■ OBJECTIVE: Go through the entries below and retype them exactly, omitting each picture.

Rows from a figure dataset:

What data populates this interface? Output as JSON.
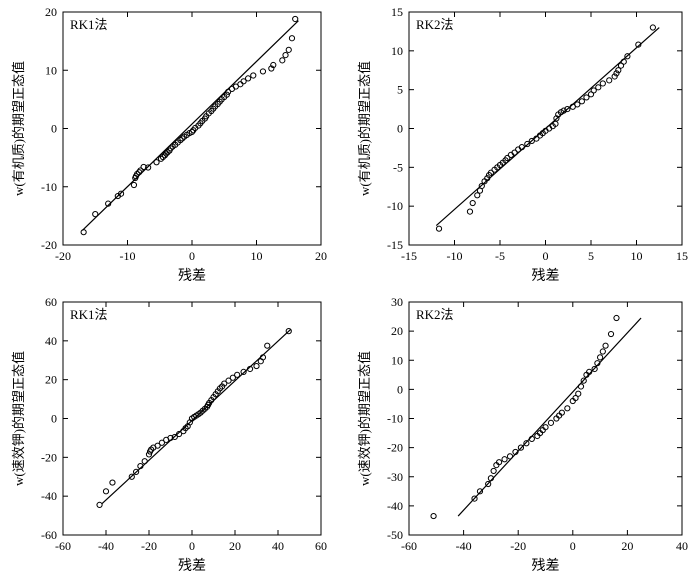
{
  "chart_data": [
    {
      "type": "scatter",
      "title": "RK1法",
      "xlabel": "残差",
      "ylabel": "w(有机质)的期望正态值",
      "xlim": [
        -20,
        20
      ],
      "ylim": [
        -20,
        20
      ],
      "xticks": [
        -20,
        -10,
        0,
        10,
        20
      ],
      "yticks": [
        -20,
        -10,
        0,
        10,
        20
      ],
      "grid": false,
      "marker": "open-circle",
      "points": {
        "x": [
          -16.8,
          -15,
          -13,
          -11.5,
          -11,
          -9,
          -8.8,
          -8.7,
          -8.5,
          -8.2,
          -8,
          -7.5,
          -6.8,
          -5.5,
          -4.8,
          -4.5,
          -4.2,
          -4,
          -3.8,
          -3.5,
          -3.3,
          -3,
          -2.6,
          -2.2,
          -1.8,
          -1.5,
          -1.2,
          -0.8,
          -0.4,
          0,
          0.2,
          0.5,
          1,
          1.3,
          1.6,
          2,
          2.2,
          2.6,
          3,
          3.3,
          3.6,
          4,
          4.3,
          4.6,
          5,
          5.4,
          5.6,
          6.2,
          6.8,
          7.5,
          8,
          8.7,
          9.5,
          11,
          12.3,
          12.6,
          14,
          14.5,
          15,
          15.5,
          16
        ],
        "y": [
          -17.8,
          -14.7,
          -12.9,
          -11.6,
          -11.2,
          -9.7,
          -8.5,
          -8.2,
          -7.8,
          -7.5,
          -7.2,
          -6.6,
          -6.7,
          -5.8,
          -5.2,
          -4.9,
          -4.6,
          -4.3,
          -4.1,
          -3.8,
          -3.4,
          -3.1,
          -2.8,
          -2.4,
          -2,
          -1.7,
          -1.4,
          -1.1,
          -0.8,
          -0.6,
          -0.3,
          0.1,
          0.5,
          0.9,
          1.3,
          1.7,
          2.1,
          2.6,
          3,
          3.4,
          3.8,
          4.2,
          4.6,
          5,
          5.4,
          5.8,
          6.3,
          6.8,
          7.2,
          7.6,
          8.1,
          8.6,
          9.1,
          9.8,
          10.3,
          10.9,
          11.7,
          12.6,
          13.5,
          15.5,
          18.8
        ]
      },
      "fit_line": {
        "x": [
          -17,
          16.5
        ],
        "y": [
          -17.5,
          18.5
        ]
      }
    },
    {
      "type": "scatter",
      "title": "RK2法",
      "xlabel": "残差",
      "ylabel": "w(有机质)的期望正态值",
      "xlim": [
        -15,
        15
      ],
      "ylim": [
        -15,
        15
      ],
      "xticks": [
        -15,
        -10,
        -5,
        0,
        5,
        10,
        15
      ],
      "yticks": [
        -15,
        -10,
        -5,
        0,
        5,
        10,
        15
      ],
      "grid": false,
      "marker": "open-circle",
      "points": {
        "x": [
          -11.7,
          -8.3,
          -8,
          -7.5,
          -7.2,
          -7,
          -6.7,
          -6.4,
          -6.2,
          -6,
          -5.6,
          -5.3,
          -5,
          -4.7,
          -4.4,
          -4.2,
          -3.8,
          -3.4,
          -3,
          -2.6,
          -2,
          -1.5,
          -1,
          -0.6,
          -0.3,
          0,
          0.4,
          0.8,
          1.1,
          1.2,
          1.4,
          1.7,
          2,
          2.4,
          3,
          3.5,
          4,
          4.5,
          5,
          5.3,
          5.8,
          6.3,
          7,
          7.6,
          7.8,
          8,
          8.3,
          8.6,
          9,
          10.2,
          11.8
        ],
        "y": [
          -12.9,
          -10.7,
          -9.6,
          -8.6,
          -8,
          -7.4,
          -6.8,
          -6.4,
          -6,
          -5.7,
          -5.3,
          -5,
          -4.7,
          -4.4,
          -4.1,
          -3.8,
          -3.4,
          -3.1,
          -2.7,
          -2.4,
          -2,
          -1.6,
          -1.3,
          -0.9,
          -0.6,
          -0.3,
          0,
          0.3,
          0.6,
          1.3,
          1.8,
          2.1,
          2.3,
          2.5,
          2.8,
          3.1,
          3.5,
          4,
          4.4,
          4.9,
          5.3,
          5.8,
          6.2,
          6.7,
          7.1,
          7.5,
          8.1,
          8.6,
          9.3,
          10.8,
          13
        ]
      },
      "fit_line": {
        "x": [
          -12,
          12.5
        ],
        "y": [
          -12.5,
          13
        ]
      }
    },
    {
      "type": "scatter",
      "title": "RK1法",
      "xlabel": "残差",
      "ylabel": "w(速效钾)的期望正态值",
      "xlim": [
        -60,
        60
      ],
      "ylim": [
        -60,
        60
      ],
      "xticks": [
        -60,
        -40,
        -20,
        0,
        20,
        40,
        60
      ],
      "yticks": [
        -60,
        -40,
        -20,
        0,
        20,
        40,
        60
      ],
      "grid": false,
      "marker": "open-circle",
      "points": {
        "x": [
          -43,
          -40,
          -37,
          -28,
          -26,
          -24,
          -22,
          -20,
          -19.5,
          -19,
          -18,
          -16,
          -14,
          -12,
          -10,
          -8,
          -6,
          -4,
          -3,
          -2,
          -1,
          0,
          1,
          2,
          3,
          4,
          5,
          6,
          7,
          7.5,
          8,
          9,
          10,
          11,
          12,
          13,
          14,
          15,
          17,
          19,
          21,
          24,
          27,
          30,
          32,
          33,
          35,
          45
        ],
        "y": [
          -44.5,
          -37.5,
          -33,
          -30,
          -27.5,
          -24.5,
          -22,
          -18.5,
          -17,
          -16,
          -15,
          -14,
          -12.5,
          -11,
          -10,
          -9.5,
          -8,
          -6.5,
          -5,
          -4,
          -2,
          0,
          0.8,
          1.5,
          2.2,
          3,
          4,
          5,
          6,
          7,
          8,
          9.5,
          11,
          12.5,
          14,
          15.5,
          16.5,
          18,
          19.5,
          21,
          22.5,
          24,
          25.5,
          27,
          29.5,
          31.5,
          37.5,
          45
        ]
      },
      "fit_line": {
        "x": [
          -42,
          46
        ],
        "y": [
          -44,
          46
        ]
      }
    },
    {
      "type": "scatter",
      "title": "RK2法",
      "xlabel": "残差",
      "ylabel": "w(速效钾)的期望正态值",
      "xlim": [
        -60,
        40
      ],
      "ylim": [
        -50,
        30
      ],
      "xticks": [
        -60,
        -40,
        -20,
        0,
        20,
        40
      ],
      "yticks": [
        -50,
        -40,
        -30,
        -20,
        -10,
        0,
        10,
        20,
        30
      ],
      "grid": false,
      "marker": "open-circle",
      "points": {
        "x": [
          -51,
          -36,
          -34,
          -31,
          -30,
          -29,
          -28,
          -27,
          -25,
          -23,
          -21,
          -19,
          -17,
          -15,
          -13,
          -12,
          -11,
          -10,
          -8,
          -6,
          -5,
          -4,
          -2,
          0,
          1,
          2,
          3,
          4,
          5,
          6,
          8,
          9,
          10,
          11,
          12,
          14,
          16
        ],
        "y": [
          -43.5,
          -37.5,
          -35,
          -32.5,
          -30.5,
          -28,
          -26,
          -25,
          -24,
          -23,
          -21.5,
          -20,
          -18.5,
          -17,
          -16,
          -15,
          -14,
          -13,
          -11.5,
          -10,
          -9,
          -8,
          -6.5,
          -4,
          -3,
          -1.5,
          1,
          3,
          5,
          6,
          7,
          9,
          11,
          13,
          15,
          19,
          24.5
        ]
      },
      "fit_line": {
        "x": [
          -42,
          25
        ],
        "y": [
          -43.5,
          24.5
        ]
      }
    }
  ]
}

■ CORRECT OUTPUT:
What data populates this interface? Output as JSON.
{
  "chart_data": [
    {
      "type": "scatter",
      "title": "RK1法",
      "xlabel": "残差",
      "ylabel": "w(有机质)的期望正态值",
      "xlim": [
        -20,
        20
      ],
      "ylim": [
        -20,
        20
      ],
      "xticks": [
        -20,
        -10,
        0,
        10,
        20
      ],
      "yticks": [
        -20,
        -10,
        0,
        10,
        20
      ],
      "grid": false,
      "marker": "open-circle",
      "points": {
        "x": [
          -16.8,
          -15,
          -13,
          -11.5,
          -11,
          -9,
          -8.8,
          -8.7,
          -8.5,
          -8.2,
          -8,
          -7.5,
          -6.8,
          -5.5,
          -4.8,
          -4.5,
          -4.2,
          -4,
          -3.8,
          -3.5,
          -3.3,
          -3,
          -2.6,
          -2.2,
          -1.8,
          -1.5,
          -1.2,
          -0.8,
          -0.4,
          0,
          0.2,
          0.5,
          1,
          1.3,
          1.6,
          2,
          2.2,
          2.6,
          3,
          3.3,
          3.6,
          4,
          4.3,
          4.6,
          5,
          5.4,
          5.6,
          6.2,
          6.8,
          7.5,
          8,
          8.7,
          9.5,
          11,
          12.3,
          12.6,
          14,
          14.5,
          15,
          15.5,
          16
        ],
        "y": [
          -17.8,
          -14.7,
          -12.9,
          -11.6,
          -11.2,
          -9.7,
          -8.5,
          -8.2,
          -7.8,
          -7.5,
          -7.2,
          -6.6,
          -6.7,
          -5.8,
          -5.2,
          -4.9,
          -4.6,
          -4.3,
          -4.1,
          -3.8,
          -3.4,
          -3.1,
          -2.8,
          -2.4,
          -2,
          -1.7,
          -1.4,
          -1.1,
          -0.8,
          -0.6,
          -0.3,
          0.1,
          0.5,
          0.9,
          1.3,
          1.7,
          2.1,
          2.6,
          3,
          3.4,
          3.8,
          4.2,
          4.6,
          5,
          5.4,
          5.8,
          6.3,
          6.8,
          7.2,
          7.6,
          8.1,
          8.6,
          9.1,
          9.8,
          10.3,
          10.9,
          11.7,
          12.6,
          13.5,
          15.5,
          18.8
        ]
      },
      "fit_line": {
        "x": [
          -17,
          16.5
        ],
        "y": [
          -17.5,
          18.5
        ]
      }
    },
    {
      "type": "scatter",
      "title": "RK2法",
      "xlabel": "残差",
      "ylabel": "w(有机质)的期望正态值",
      "xlim": [
        -15,
        15
      ],
      "ylim": [
        -15,
        15
      ],
      "xticks": [
        -15,
        -10,
        -5,
        0,
        5,
        10,
        15
      ],
      "yticks": [
        -15,
        -10,
        -5,
        0,
        5,
        10,
        15
      ],
      "grid": false,
      "marker": "open-circle",
      "points": {
        "x": [
          -11.7,
          -8.3,
          -8,
          -7.5,
          -7.2,
          -7,
          -6.7,
          -6.4,
          -6.2,
          -6,
          -5.6,
          -5.3,
          -5,
          -4.7,
          -4.4,
          -4.2,
          -3.8,
          -3.4,
          -3,
          -2.6,
          -2,
          -1.5,
          -1,
          -0.6,
          -0.3,
          0,
          0.4,
          0.8,
          1.1,
          1.2,
          1.4,
          1.7,
          2,
          2.4,
          3,
          3.5,
          4,
          4.5,
          5,
          5.3,
          5.8,
          6.3,
          7,
          7.6,
          7.8,
          8,
          8.3,
          8.6,
          9,
          10.2,
          11.8
        ],
        "y": [
          -12.9,
          -10.7,
          -9.6,
          -8.6,
          -8,
          -7.4,
          -6.8,
          -6.4,
          -6,
          -5.7,
          -5.3,
          -5,
          -4.7,
          -4.4,
          -4.1,
          -3.8,
          -3.4,
          -3.1,
          -2.7,
          -2.4,
          -2,
          -1.6,
          -1.3,
          -0.9,
          -0.6,
          -0.3,
          0,
          0.3,
          0.6,
          1.3,
          1.8,
          2.1,
          2.3,
          2.5,
          2.8,
          3.1,
          3.5,
          4,
          4.4,
          4.9,
          5.3,
          5.8,
          6.2,
          6.7,
          7.1,
          7.5,
          8.1,
          8.6,
          9.3,
          10.8,
          13
        ]
      },
      "fit_line": {
        "x": [
          -12,
          12.5
        ],
        "y": [
          -12.5,
          13
        ]
      }
    },
    {
      "type": "scatter",
      "title": "RK1法",
      "xlabel": "残差",
      "ylabel": "w(速效钾)的期望正态值",
      "xlim": [
        -60,
        60
      ],
      "ylim": [
        -60,
        60
      ],
      "xticks": [
        -60,
        -40,
        -20,
        0,
        20,
        40,
        60
      ],
      "yticks": [
        -60,
        -40,
        -20,
        0,
        20,
        40,
        60
      ],
      "grid": false,
      "marker": "open-circle",
      "points": {
        "x": [
          -43,
          -40,
          -37,
          -28,
          -26,
          -24,
          -22,
          -20,
          -19.5,
          -19,
          -18,
          -16,
          -14,
          -12,
          -10,
          -8,
          -6,
          -4,
          -3,
          -2,
          -1,
          0,
          1,
          2,
          3,
          4,
          5,
          6,
          7,
          7.5,
          8,
          9,
          10,
          11,
          12,
          13,
          14,
          15,
          17,
          19,
          21,
          24,
          27,
          30,
          32,
          33,
          35,
          45
        ],
        "y": [
          -44.5,
          -37.5,
          -33,
          -30,
          -27.5,
          -24.5,
          -22,
          -18.5,
          -17,
          -16,
          -15,
          -14,
          -12.5,
          -11,
          -10,
          -9.5,
          -8,
          -6.5,
          -5,
          -4,
          -2,
          0,
          0.8,
          1.5,
          2.2,
          3,
          4,
          5,
          6,
          7,
          8,
          9.5,
          11,
          12.5,
          14,
          15.5,
          16.5,
          18,
          19.5,
          21,
          22.5,
          24,
          25.5,
          27,
          29.5,
          31.5,
          37.5,
          45
        ]
      },
      "fit_line": {
        "x": [
          -42,
          46
        ],
        "y": [
          -44,
          46
        ]
      }
    },
    {
      "type": "scatter",
      "title": "RK2法",
      "xlabel": "残差",
      "ylabel": "w(速效钾)的期望正态值",
      "xlim": [
        -60,
        40
      ],
      "ylim": [
        -50,
        30
      ],
      "xticks": [
        -60,
        -40,
        -20,
        0,
        20,
        40
      ],
      "yticks": [
        -50,
        -40,
        -30,
        -20,
        -10,
        0,
        10,
        20,
        30
      ],
      "grid": false,
      "marker": "open-circle",
      "points": {
        "x": [
          -51,
          -36,
          -34,
          -31,
          -30,
          -29,
          -28,
          -27,
          -25,
          -23,
          -21,
          -19,
          -17,
          -15,
          -13,
          -12,
          -11,
          -10,
          -8,
          -6,
          -5,
          -4,
          -2,
          0,
          1,
          2,
          3,
          4,
          5,
          6,
          8,
          9,
          10,
          11,
          12,
          14,
          16
        ],
        "y": [
          -43.5,
          -37.5,
          -35,
          -32.5,
          -30.5,
          -28,
          -26,
          -25,
          -24,
          -23,
          -21.5,
          -20,
          -18.5,
          -17,
          -16,
          -15,
          -14,
          -13,
          -11.5,
          -10,
          -9,
          -8,
          -6.5,
          -4,
          -3,
          -1.5,
          1,
          3,
          5,
          6,
          7,
          9,
          11,
          13,
          15,
          19,
          24.5
        ]
      },
      "fit_line": {
        "x": [
          -42,
          25
        ],
        "y": [
          -43.5,
          24.5
        ]
      }
    }
  ]
}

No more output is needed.